> [Dataset records]:
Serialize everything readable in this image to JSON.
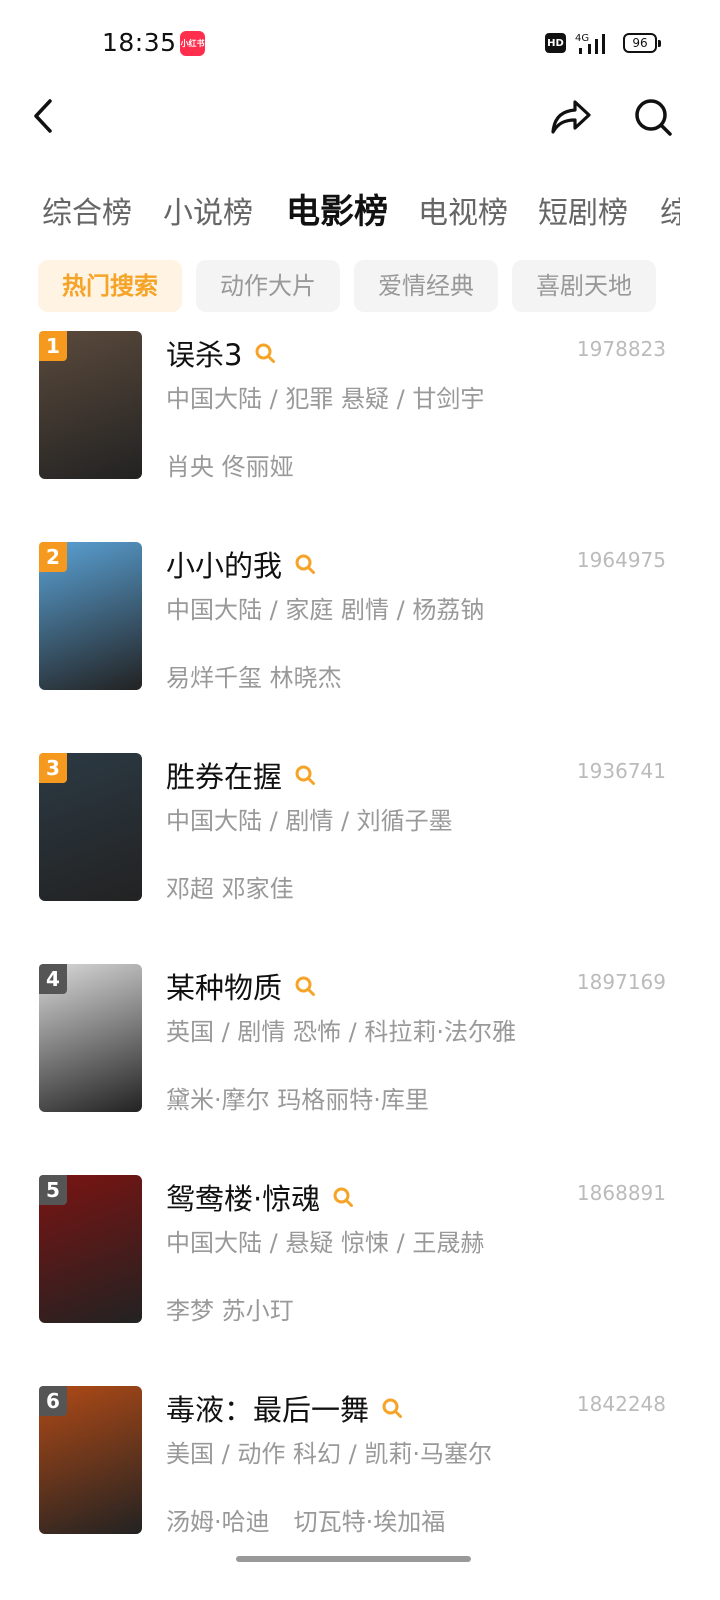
{
  "status_bar": {
    "time": "18:35",
    "app_badge": "小红书",
    "hd_label": "HD",
    "network_label": "4G",
    "battery": "96"
  },
  "nav": {
    "back_icon": "chevron-left-icon",
    "share_icon": "share-arrow-icon",
    "search_icon": "search-icon"
  },
  "tabs": [
    {
      "label": "综合榜",
      "active": false
    },
    {
      "label": "小说榜",
      "active": false
    },
    {
      "label": "电影榜",
      "active": true
    },
    {
      "label": "电视榜",
      "active": false
    },
    {
      "label": "短剧榜",
      "active": false
    },
    {
      "label": "综",
      "active": false
    }
  ],
  "chips": [
    {
      "label": "热门搜索",
      "active": true
    },
    {
      "label": "动作大片",
      "active": false
    },
    {
      "label": "爱情经典",
      "active": false
    },
    {
      "label": "喜剧天地",
      "active": false
    }
  ],
  "colors": {
    "accent": "#f5a428",
    "rank_top": "#f59a1f",
    "rank_other": "#555555"
  },
  "movies": [
    {
      "rank": "1",
      "title": "误杀3",
      "count": "1978823",
      "meta": "中国大陆 / 犯罪 悬疑 / 甘剑宇",
      "cast": "肖央 佟丽娅",
      "poster_color": "#5b4a3c"
    },
    {
      "rank": "2",
      "title": "小小的我",
      "count": "1964975",
      "meta": "中国大陆 / 家庭 剧情 / 杨荔钠",
      "cast": "易烊千玺 林晓杰",
      "poster_color": "#5aa2d6"
    },
    {
      "rank": "3",
      "title": "胜券在握",
      "count": "1936741",
      "meta": "中国大陆 / 剧情 / 刘循子墨",
      "cast": "邓超 邓家佳",
      "poster_color": "#2c3a44"
    },
    {
      "rank": "4",
      "title": "某种物质",
      "count": "1897169",
      "meta": "英国 / 剧情 恐怖 / 科拉莉·法尔雅",
      "cast": "黛米·摩尔 玛格丽特·库里",
      "poster_color": "#d9d9d9"
    },
    {
      "rank": "5",
      "title": "鸳鸯楼·惊魂",
      "count": "1868891",
      "meta": "中国大陆 / 悬疑 惊悚 / 王晟赫",
      "cast": "李梦 苏小玎",
      "poster_color": "#7a1412"
    },
    {
      "rank": "6",
      "title": "毒液：最后一舞",
      "count": "1842248",
      "meta": "美国 / 动作 科幻 / 凯莉·马塞尔",
      "cast": "汤姆·哈迪　切瓦特·埃加福",
      "poster_color": "#b04a16"
    }
  ]
}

> [Exercise aim]: Leave out every line without the string "count" and copy the rest.

> [Solution to the problem]:
      "count": "1978823",
      "count": "1964975",
      "count": "1936741",
      "count": "1897169",
      "count": "1868891",
      "count": "1842248",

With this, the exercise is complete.